---- Provided material
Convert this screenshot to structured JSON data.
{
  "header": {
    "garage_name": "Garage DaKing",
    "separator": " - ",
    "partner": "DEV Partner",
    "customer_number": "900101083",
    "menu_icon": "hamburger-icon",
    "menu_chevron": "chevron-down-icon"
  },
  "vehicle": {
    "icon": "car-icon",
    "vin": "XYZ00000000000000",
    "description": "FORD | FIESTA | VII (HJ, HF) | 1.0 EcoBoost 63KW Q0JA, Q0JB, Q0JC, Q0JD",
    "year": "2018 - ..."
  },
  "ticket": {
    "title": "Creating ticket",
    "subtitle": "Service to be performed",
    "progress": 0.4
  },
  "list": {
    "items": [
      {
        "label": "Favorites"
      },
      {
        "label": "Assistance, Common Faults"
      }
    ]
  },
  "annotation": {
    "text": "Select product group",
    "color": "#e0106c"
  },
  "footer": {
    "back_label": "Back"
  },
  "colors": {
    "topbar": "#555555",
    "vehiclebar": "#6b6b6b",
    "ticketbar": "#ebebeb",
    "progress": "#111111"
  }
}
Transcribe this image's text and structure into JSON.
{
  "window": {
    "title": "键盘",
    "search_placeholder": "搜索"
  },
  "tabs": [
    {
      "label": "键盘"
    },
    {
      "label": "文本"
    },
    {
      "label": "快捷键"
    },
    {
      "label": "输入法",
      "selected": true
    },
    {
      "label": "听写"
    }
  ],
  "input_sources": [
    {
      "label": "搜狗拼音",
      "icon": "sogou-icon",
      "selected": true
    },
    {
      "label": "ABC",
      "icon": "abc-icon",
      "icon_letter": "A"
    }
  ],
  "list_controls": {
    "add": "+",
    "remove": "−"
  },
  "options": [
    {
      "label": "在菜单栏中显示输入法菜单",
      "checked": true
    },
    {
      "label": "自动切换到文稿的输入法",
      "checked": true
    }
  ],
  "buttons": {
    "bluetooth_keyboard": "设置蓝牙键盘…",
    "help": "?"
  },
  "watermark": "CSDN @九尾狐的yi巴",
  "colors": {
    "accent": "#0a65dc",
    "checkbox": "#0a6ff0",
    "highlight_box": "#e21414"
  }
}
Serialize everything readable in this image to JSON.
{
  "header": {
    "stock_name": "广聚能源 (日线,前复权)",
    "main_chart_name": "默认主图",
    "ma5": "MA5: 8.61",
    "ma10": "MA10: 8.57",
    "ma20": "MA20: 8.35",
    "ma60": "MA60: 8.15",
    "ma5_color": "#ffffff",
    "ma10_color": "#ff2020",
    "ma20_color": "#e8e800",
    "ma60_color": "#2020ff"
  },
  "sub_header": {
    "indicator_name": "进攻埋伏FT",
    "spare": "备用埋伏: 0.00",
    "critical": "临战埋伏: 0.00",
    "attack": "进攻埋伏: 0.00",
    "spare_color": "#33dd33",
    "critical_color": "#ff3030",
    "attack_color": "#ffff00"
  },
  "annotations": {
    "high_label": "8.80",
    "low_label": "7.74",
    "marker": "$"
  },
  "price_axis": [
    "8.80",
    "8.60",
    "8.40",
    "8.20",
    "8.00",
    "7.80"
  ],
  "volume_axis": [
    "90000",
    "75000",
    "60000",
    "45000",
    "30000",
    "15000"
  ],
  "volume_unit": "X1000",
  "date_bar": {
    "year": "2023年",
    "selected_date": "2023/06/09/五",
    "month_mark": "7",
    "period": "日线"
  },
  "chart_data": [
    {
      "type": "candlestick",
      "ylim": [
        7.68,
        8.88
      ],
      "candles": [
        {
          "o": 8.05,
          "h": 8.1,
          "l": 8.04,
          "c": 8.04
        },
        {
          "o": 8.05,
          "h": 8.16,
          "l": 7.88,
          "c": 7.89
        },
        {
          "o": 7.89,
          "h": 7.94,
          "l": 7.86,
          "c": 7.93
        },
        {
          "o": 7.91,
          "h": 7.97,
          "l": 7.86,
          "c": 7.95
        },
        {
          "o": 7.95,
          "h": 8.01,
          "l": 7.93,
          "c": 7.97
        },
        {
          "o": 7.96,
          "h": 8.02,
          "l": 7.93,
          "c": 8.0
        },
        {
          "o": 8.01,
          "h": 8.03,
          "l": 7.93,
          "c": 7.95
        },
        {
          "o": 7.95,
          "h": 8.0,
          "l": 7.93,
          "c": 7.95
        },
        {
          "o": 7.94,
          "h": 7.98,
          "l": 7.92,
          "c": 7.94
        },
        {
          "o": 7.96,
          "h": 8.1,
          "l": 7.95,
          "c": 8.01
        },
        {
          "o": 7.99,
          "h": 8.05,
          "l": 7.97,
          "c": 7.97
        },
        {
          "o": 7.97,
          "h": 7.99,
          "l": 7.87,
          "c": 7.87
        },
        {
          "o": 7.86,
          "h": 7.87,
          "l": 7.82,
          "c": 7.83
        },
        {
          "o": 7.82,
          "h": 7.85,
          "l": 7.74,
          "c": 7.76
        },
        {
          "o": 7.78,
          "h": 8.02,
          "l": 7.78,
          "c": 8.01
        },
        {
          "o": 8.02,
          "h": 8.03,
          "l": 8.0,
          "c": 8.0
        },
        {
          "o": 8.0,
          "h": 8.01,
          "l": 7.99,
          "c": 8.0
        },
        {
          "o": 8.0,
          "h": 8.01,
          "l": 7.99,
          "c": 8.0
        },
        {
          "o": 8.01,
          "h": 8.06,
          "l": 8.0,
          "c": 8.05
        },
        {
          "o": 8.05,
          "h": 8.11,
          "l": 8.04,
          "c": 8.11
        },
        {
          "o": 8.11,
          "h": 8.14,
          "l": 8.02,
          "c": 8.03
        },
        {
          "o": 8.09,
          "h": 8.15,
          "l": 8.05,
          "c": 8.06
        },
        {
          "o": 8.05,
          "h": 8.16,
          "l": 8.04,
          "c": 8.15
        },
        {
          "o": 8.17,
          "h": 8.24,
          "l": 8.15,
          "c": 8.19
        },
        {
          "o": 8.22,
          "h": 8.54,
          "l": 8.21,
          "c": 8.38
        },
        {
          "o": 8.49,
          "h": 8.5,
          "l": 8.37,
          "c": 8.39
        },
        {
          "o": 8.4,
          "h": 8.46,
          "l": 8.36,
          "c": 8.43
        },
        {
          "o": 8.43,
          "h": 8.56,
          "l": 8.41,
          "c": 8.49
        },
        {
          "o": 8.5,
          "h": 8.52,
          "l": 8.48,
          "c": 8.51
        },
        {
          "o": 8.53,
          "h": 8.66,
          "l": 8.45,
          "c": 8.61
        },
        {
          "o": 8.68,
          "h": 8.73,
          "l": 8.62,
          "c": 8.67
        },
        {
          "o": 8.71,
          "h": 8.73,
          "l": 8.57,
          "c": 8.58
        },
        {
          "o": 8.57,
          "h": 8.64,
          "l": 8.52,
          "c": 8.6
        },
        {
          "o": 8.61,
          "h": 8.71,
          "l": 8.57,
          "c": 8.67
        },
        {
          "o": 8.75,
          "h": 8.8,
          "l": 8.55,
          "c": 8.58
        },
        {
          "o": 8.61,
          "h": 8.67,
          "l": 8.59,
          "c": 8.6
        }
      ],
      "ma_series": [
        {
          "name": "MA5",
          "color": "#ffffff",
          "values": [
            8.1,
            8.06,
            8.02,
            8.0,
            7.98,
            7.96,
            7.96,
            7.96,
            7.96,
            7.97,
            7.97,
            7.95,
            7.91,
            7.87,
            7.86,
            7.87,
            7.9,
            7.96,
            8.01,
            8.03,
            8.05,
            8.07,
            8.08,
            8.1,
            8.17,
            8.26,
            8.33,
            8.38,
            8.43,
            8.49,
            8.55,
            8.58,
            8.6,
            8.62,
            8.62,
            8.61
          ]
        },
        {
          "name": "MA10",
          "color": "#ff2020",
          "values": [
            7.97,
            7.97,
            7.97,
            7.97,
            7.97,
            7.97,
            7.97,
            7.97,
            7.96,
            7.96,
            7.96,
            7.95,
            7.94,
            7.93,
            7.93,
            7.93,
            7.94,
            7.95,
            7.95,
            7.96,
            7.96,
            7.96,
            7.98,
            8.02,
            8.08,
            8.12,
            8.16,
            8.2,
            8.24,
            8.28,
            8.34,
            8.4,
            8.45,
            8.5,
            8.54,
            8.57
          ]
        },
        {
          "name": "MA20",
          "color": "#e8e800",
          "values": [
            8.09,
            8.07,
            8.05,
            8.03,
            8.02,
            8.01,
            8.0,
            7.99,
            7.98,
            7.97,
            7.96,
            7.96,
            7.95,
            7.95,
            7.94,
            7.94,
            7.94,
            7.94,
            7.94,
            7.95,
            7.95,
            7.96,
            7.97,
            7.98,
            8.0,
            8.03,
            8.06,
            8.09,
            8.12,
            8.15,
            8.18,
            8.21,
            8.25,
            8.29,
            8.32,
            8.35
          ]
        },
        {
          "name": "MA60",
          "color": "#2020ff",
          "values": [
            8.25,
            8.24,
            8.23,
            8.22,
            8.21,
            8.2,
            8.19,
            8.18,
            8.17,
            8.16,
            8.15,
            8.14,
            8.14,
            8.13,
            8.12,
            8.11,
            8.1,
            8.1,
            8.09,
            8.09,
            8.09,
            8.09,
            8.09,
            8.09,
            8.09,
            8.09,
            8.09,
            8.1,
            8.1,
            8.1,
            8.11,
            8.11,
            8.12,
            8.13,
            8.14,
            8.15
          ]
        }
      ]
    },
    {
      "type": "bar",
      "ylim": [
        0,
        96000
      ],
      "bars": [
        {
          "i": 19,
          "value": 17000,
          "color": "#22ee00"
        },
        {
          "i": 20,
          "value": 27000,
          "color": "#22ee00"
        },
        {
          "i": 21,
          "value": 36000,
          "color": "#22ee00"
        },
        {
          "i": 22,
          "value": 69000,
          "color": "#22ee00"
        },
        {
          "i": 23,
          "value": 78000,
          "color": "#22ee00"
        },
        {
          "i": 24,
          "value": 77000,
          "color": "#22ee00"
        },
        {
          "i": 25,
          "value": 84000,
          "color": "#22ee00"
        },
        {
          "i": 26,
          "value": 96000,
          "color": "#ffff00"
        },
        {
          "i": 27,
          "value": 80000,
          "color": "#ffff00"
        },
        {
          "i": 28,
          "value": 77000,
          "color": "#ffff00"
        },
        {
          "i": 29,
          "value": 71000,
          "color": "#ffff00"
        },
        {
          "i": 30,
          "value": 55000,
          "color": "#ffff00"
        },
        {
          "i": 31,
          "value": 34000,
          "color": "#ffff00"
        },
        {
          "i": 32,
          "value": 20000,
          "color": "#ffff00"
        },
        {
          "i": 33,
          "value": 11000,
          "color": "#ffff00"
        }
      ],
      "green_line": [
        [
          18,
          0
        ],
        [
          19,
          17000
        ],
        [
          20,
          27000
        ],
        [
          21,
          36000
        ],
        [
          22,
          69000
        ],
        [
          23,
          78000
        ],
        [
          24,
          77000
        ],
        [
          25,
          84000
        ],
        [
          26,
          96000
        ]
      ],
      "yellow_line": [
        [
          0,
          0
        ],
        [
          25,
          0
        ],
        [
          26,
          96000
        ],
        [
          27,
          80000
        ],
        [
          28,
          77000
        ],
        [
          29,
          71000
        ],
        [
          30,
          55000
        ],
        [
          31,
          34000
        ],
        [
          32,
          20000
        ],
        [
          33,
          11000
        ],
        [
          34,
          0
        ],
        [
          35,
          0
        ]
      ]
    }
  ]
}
--------
» Given request
Scan the material above. Copy each line where "JSON" occurs.

» Result for this exercise
Convert this screenshot to structured JSON data.
Transcribe this image's text and structure into JSON.
Serialize everything readable in this image to JSON.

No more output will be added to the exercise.